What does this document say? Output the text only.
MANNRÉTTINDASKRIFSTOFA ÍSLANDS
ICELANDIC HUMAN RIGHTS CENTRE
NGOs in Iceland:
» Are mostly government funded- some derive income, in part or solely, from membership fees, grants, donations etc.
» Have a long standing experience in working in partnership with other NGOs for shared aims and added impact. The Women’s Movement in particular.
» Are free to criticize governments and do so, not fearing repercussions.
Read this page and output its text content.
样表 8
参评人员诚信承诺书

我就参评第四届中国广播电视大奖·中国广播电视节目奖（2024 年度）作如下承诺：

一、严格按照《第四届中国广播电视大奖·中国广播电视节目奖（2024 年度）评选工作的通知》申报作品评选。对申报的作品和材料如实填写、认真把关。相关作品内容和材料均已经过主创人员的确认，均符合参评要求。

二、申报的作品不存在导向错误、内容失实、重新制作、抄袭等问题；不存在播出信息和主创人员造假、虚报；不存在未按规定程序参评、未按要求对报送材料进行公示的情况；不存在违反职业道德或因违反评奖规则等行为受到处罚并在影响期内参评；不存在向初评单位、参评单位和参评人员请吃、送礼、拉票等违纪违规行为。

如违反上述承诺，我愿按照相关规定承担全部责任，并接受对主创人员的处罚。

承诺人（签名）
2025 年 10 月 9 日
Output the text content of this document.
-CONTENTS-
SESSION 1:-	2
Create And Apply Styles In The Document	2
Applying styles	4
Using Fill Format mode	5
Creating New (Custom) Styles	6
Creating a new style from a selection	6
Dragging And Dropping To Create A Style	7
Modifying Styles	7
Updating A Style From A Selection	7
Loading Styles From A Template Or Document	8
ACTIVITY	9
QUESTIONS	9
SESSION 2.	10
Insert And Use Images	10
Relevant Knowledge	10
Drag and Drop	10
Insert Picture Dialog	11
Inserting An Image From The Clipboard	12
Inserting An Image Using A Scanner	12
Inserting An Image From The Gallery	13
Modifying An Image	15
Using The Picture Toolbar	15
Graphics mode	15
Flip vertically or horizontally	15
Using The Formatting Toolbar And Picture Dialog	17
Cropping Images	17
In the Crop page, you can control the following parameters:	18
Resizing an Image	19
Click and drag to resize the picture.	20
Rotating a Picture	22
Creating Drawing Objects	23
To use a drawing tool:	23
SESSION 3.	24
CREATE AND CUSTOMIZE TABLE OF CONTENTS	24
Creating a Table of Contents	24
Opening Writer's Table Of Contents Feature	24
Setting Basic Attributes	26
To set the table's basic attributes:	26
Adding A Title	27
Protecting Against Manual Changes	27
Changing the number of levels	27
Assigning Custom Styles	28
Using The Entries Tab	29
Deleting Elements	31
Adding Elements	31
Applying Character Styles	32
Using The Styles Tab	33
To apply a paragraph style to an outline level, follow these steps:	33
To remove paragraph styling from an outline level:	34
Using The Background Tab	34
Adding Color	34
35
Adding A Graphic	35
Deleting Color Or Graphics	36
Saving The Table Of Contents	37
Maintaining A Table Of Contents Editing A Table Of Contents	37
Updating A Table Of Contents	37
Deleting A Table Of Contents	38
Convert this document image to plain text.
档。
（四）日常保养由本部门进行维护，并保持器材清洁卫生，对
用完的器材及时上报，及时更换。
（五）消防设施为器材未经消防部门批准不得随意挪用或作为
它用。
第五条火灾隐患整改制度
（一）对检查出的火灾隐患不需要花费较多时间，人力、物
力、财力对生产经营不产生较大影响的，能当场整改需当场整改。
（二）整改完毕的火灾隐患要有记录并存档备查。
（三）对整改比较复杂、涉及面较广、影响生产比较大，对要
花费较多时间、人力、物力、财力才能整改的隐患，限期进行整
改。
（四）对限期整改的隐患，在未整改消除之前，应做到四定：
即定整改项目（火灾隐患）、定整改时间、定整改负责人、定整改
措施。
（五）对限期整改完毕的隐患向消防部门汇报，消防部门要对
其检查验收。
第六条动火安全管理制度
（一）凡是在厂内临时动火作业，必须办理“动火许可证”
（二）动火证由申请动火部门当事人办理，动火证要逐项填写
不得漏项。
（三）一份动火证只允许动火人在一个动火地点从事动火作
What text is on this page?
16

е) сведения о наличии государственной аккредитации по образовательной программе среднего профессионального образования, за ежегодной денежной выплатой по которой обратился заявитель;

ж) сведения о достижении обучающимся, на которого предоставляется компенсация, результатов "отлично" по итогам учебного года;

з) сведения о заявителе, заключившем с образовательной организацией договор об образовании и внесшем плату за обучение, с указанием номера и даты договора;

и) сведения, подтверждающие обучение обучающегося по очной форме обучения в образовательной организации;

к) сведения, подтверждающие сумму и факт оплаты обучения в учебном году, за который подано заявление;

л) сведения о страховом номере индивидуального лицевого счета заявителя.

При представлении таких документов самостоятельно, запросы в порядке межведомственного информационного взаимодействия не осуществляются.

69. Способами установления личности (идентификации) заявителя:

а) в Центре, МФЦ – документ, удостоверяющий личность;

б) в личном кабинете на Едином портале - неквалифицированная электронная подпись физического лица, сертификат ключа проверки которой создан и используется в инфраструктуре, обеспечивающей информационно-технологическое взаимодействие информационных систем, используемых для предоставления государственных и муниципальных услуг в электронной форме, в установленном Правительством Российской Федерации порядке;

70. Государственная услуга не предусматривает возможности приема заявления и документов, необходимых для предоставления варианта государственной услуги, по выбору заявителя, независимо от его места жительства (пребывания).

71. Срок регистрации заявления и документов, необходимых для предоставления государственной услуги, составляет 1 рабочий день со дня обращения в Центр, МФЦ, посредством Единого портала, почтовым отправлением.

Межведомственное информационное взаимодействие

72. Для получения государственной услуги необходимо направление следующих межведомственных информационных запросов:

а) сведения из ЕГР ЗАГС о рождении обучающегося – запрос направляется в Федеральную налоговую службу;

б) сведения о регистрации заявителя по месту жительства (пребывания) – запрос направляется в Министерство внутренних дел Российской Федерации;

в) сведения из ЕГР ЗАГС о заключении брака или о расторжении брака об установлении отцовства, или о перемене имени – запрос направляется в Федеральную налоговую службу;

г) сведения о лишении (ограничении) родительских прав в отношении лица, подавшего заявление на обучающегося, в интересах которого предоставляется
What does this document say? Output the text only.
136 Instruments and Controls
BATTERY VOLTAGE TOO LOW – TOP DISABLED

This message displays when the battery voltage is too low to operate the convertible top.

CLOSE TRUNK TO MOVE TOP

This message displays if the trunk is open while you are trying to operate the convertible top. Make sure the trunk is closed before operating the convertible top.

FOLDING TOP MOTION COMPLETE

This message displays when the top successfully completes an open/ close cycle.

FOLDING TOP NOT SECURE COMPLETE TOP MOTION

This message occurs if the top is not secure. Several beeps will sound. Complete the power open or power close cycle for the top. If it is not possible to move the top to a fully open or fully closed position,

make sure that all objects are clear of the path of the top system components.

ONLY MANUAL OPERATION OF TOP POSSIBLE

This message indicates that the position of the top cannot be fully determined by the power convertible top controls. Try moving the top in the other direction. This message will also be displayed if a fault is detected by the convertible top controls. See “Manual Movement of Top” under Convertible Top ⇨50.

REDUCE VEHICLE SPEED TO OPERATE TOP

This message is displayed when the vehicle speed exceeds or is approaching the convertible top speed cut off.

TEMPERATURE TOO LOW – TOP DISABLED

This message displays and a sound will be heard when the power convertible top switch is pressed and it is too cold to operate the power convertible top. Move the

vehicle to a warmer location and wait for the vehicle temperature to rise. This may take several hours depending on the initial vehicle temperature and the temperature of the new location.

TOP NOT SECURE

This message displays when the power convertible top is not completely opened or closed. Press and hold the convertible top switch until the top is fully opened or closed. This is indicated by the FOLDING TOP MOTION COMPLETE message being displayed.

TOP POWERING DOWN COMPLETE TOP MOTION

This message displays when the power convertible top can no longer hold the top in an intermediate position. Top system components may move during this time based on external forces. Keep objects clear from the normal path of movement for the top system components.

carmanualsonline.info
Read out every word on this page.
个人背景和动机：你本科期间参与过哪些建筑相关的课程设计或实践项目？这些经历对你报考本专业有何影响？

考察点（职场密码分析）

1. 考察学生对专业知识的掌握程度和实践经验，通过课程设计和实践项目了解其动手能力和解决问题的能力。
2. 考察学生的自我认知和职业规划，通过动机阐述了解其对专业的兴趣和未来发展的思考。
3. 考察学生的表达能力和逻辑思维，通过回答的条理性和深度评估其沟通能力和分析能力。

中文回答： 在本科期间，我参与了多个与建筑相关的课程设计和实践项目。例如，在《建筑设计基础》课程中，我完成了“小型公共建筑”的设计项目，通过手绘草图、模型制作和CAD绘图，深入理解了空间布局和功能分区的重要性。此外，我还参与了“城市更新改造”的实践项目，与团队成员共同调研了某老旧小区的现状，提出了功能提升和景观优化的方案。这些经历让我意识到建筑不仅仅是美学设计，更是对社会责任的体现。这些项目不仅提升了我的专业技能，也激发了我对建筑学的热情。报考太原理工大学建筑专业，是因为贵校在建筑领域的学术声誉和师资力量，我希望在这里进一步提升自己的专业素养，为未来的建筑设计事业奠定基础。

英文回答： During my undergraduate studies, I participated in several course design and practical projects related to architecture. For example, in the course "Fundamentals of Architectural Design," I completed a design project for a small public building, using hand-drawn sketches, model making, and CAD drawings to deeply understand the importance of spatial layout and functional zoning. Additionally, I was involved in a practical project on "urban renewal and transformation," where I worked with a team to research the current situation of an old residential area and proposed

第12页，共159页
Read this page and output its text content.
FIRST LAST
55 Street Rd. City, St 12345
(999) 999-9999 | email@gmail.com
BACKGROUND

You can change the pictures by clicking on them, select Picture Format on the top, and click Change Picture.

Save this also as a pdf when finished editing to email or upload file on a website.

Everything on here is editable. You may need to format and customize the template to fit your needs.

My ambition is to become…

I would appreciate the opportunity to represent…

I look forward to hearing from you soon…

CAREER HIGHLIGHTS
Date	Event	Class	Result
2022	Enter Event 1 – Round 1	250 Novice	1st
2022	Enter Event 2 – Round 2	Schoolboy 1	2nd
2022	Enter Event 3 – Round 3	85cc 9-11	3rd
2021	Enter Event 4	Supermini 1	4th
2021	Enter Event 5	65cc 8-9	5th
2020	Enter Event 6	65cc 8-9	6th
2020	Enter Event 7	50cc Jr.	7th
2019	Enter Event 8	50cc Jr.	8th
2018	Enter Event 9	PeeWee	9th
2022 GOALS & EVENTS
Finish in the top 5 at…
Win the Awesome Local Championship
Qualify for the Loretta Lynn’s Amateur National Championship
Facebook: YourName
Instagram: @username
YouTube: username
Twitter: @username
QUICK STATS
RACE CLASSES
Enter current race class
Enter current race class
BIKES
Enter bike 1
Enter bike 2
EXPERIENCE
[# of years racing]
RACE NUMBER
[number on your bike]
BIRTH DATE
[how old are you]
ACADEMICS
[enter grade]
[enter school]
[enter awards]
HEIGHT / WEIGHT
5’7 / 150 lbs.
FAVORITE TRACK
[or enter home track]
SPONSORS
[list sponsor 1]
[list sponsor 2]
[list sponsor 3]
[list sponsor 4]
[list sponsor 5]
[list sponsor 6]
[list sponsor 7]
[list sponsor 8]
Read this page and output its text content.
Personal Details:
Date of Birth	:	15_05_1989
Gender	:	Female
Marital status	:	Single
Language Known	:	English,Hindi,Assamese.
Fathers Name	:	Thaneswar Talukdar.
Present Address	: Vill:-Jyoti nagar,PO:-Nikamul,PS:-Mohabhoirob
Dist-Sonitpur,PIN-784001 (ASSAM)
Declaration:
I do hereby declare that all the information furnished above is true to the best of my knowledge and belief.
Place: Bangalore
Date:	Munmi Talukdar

##########

- **AIM**: Select the lines that carry the string "path" and copy them.

- **FINAL RESULT**:
make sure that all objects are clear of the path of the top system components.
This message displays when the power convertible top can no longer hold the top in an intermediate position. Top system components may move during this time based on external forces. Keep objects clear from the normal path of movement for the top system components.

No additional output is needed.